##### Dataset records

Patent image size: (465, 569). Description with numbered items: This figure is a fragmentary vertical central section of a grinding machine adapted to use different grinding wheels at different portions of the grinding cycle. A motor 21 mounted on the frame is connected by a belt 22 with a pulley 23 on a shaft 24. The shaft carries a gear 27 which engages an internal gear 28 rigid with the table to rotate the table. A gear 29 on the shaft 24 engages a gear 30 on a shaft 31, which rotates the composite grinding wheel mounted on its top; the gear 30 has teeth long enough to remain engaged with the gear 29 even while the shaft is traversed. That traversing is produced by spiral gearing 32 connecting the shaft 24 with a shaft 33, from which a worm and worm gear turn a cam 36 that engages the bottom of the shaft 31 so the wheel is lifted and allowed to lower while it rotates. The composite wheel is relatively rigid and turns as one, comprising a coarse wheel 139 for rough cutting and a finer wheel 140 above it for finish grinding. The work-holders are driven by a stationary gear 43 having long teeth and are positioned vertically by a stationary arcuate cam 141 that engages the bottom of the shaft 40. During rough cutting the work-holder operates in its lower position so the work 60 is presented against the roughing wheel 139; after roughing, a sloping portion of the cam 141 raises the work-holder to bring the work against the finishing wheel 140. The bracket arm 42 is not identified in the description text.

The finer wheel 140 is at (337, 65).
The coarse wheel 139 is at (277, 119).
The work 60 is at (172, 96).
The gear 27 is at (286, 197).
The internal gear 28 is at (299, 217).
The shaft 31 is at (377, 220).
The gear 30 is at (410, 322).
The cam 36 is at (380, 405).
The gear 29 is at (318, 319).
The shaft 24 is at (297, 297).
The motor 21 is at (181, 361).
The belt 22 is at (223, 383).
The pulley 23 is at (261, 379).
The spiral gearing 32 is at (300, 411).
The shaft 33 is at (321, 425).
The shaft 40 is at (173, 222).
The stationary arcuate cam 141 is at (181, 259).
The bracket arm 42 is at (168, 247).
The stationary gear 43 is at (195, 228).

##########

### Task statement
Quote the data word for word, from its first line through the line containing "The internal gear 28 is at (299, 217).".

### Full answer
Patent image size: (465, 569). Description with numbered items: This figure is a fragmentary vertical central section of a grinding machine adapted to use different grinding wheels at different portions of the grinding cycle. A motor 21 mounted on the frame is connected by a belt 22 with a pulley 23 on a shaft 24. The shaft carries a gear 27 which engages an internal gear 28 rigid with the table to rotate the table. A gear 29 on the shaft 24 engages a gear 30 on a shaft 31, which rotates the composite grinding wheel mounted on its top; the gear 30 has teeth long enough to remain engaged with the gear 29 even while the shaft is traversed. That traversing is produced by spiral gearing 32 connecting the shaft 24 with a shaft 33, from which a worm and worm gear turn a cam 36 that engages the bottom of the shaft 31 so the wheel is lifted and allowed to lower while it rotates. The composite wheel is relatively rigid and turns as one, comprising a coarse wheel 139 for rough cutting and a finer wheel 140 above it for finish grinding. The work-holders are driven by a stationary gear 43 having long teeth and are positioned vertically by a stationary arcuate cam 141 that engages the bottom of the shaft 40. During rough cutting the work-holder operates in its lower position so the work 60 is presented against the roughing wheel 139; after roughing, a sloping portion of the cam 141 raises the work-holder to bring the work against the finishing wheel 140. The bracket arm 42 is not identified in the description text.

The finer wheel 140 is at (337, 65).
The coarse wheel 139 is at (277, 119).
The work 60 is at (172, 96).
The gear 27 is at (286, 197).
The internal gear 28 is at (299, 217).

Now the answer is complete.